Texto fornecido.

February 12th, 2003

rosas

o quarto do filho (sequência)

É uma sequência longa, dolorosa e admirável, que começa quando um pequeno-almoço em família, dominical e descontraído, é interrompido por um telefonema de um dos doentes de Giovanni, que, em crise, pede a sua presença.
Não constituindo propriamente um factor desencadeante, é no entanto um momento fracturante do filme: a vida como se parte, desprotege-se, expõe as pessoas a uma vulnerabilidade absoluta – Paola é assaltada numa feira de rua, Irene brinca com os colegas em cima de uma motorizada arriscando o acidente. Andrea, gorada a hipótese de ir correr com o pai, prepara-se para mergulhar no oceano com os amigos. O doente de Giovanni chamou-o porque não aguenta a angústia de suspeitar que sofre de um tumor. De um momento para o outro, inesperadamente, a vida que até aí parecia serena e feliz, segura e calma, entra numa espécie de convulsão. Como uma jarra que se despenha do alto de uma mesa para o chão e que nos deixa já adivinhar os estilhaços em que se vai transformar. Mas é uma convulsão tranquila, quotidiana, como que a dizer-nos que é a nossa própria vida que está permanentemente em risco (“viver mata”, como se dizia aqui há tempos), frágil como um telefonema para casa que vai encontrar apenas o gravador de chamadas.

Registos armazenados:
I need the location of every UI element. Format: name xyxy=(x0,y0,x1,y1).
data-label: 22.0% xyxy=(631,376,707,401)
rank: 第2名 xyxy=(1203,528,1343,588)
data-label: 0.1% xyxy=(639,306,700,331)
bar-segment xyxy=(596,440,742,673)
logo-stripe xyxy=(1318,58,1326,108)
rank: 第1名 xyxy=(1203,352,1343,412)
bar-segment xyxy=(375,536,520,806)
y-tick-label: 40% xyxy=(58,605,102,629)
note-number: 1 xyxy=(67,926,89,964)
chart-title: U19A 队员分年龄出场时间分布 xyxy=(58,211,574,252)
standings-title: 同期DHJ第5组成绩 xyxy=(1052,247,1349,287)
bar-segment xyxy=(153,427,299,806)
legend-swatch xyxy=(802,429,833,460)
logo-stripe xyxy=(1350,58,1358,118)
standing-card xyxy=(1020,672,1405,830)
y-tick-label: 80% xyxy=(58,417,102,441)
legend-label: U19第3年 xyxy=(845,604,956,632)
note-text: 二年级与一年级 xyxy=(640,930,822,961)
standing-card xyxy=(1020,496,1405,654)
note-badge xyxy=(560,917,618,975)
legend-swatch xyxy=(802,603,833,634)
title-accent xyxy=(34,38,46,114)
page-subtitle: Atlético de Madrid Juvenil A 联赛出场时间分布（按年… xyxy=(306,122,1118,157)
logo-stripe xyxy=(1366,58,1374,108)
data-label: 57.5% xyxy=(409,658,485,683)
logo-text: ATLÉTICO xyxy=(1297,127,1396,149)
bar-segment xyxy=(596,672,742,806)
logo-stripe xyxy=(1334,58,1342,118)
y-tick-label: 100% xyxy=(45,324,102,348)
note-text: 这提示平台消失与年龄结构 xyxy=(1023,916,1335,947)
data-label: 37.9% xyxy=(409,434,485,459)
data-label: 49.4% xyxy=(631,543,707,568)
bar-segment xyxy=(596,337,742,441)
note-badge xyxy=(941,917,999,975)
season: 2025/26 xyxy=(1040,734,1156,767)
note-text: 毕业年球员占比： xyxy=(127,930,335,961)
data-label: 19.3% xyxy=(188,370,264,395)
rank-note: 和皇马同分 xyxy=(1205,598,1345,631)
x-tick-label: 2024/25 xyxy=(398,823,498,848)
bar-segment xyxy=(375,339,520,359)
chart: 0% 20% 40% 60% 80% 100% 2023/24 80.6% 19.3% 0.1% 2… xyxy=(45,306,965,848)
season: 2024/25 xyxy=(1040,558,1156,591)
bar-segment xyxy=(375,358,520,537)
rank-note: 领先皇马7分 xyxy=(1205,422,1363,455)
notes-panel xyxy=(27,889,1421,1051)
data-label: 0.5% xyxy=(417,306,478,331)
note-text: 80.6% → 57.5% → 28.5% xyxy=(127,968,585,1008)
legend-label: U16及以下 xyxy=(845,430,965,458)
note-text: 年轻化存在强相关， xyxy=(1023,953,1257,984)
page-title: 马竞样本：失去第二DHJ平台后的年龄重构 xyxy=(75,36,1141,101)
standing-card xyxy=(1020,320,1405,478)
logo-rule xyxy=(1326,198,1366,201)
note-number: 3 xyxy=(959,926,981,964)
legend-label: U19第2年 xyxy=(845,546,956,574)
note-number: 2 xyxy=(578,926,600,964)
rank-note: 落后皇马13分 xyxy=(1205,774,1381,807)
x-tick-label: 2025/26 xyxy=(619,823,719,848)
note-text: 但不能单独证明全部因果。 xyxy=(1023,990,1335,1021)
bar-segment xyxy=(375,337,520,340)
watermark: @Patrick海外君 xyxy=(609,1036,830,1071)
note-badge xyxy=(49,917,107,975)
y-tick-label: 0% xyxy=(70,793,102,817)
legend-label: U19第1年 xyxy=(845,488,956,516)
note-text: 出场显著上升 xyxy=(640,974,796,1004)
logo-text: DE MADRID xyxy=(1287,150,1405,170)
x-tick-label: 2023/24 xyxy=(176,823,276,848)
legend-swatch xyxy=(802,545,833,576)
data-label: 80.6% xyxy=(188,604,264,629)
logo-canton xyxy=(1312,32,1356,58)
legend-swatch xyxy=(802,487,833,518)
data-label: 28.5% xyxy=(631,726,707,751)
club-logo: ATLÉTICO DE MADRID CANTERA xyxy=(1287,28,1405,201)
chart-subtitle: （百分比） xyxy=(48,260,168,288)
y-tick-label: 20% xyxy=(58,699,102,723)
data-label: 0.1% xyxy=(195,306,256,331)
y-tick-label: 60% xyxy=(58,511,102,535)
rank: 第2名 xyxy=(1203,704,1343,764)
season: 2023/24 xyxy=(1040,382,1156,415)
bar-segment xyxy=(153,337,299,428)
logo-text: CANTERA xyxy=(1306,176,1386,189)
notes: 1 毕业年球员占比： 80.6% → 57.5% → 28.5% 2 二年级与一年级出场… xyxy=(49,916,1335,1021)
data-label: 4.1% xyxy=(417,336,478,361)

O que fazer. Prolongue o texto sobre a sequência do filme «O Quarto do Filho», escrevendo a partir da sua última frase.

Resultado do exercício.
Mas a sequência continua. Instaurado o caos, passamos ao momento em que Giovanni o olha pela primeira vez na cara, quando chega a casa e a desgraça está literalmente à sua espera. O caos espalha-se. Alastra. Vem, a seguir, aquele que é para mim o plano mais forte do filme: no decorrer de uma partida de basquete, Irene, a bater a bola na eminência do passe, vê o pai entrar no pavilhão, sorri-lhe, mas o sorriso morre quando descobre no rosto do pai um desamparo total, um desespero absoluto. Irene paralisa no meio do campo enquanto a partida prossegue à sua volta. Estamos já do outro lado da dor, de um sítio de onde não há regresso.
Mas há, nesta dor imensa e chocante, nesta agonia da ferida mortal, ainda um sentido. Há telefonemas a fazer, é necessário tratar das diligências relativas ao funeral, as rotinas de outras vidas que se cumprem enquanto a nossa parece estar suspensa num limiar qualquer.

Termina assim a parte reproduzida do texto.